-------- RECORDS SUPPLIED

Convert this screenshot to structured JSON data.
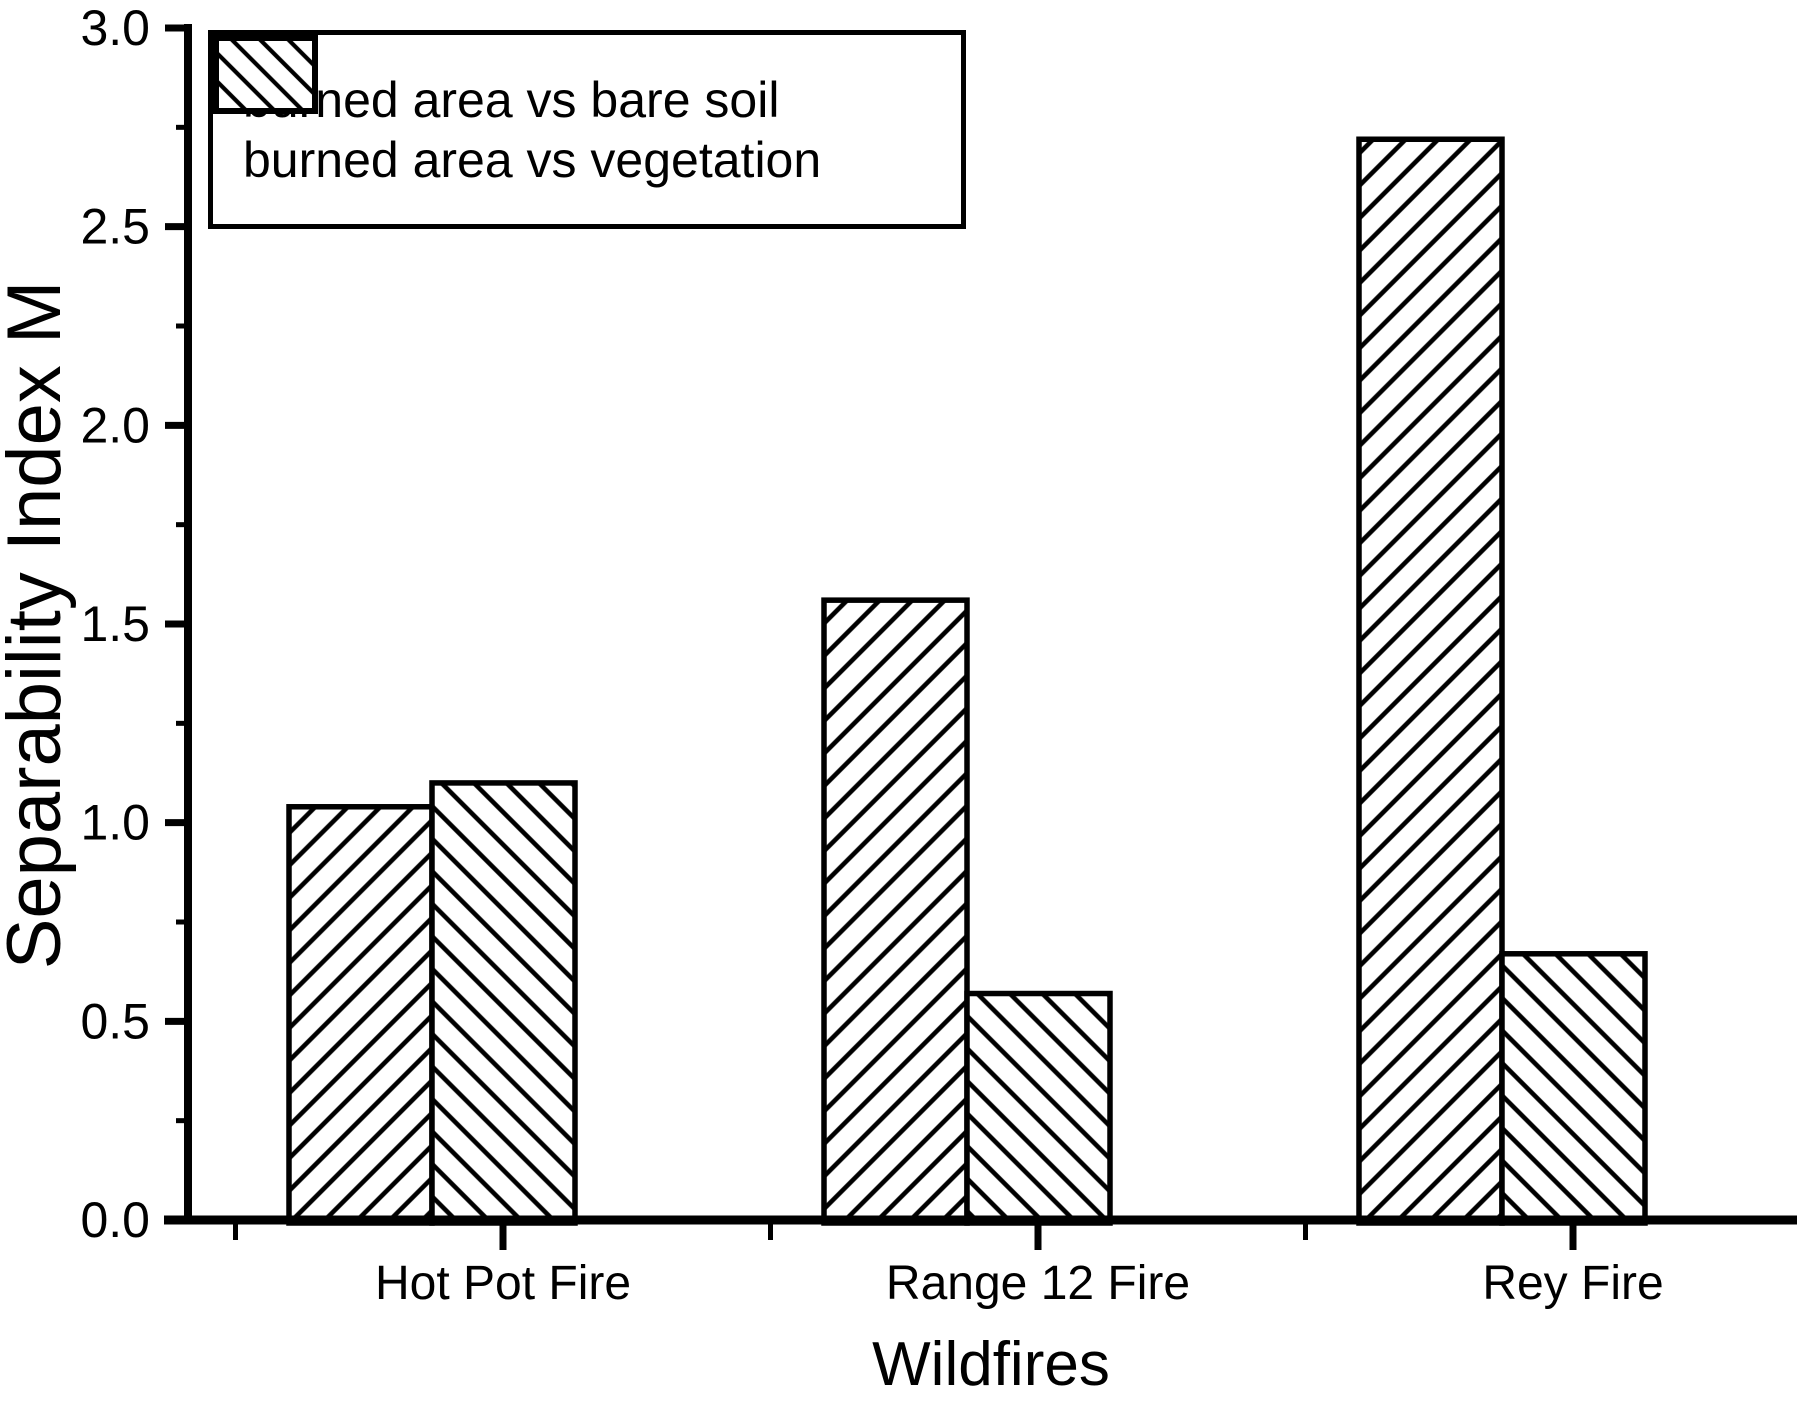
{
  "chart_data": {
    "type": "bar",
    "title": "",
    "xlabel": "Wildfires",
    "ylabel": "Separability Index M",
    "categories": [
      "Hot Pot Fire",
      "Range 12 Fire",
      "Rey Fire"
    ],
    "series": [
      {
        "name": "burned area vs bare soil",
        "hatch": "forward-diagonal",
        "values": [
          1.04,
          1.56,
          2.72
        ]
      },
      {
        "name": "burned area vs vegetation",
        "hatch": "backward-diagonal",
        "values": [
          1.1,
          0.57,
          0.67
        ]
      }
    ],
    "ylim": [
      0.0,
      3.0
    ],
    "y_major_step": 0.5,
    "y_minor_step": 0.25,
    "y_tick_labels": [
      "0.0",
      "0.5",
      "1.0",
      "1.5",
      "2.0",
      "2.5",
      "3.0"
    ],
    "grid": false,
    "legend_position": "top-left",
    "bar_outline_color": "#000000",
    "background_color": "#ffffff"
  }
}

----------------

■ GIVEN PROBLEM:
Transcribe the material exactly, keeping every word and none of the pictures.

■ SOLUTION FOR THIS EXERCISE:
Convert this screenshot to structured JSON data.
{
  "chart_data": {
    "type": "bar",
    "title": "",
    "xlabel": "Wildfires",
    "ylabel": "Separability Index M",
    "categories": [
      "Hot Pot Fire",
      "Range 12 Fire",
      "Rey Fire"
    ],
    "series": [
      {
        "name": "burned area vs bare soil",
        "hatch": "forward-diagonal",
        "values": [
          1.04,
          1.56,
          2.72
        ]
      },
      {
        "name": "burned area vs vegetation",
        "hatch": "backward-diagonal",
        "values": [
          1.1,
          0.57,
          0.67
        ]
      }
    ],
    "ylim": [
      0.0,
      3.0
    ],
    "y_major_step": 0.5,
    "y_minor_step": 0.25,
    "y_tick_labels": [
      "0.0",
      "0.5",
      "1.0",
      "1.5",
      "2.0",
      "2.5",
      "3.0"
    ],
    "grid": false,
    "legend_position": "top-left",
    "bar_outline_color": "#000000",
    "background_color": "#ffffff"
  }
}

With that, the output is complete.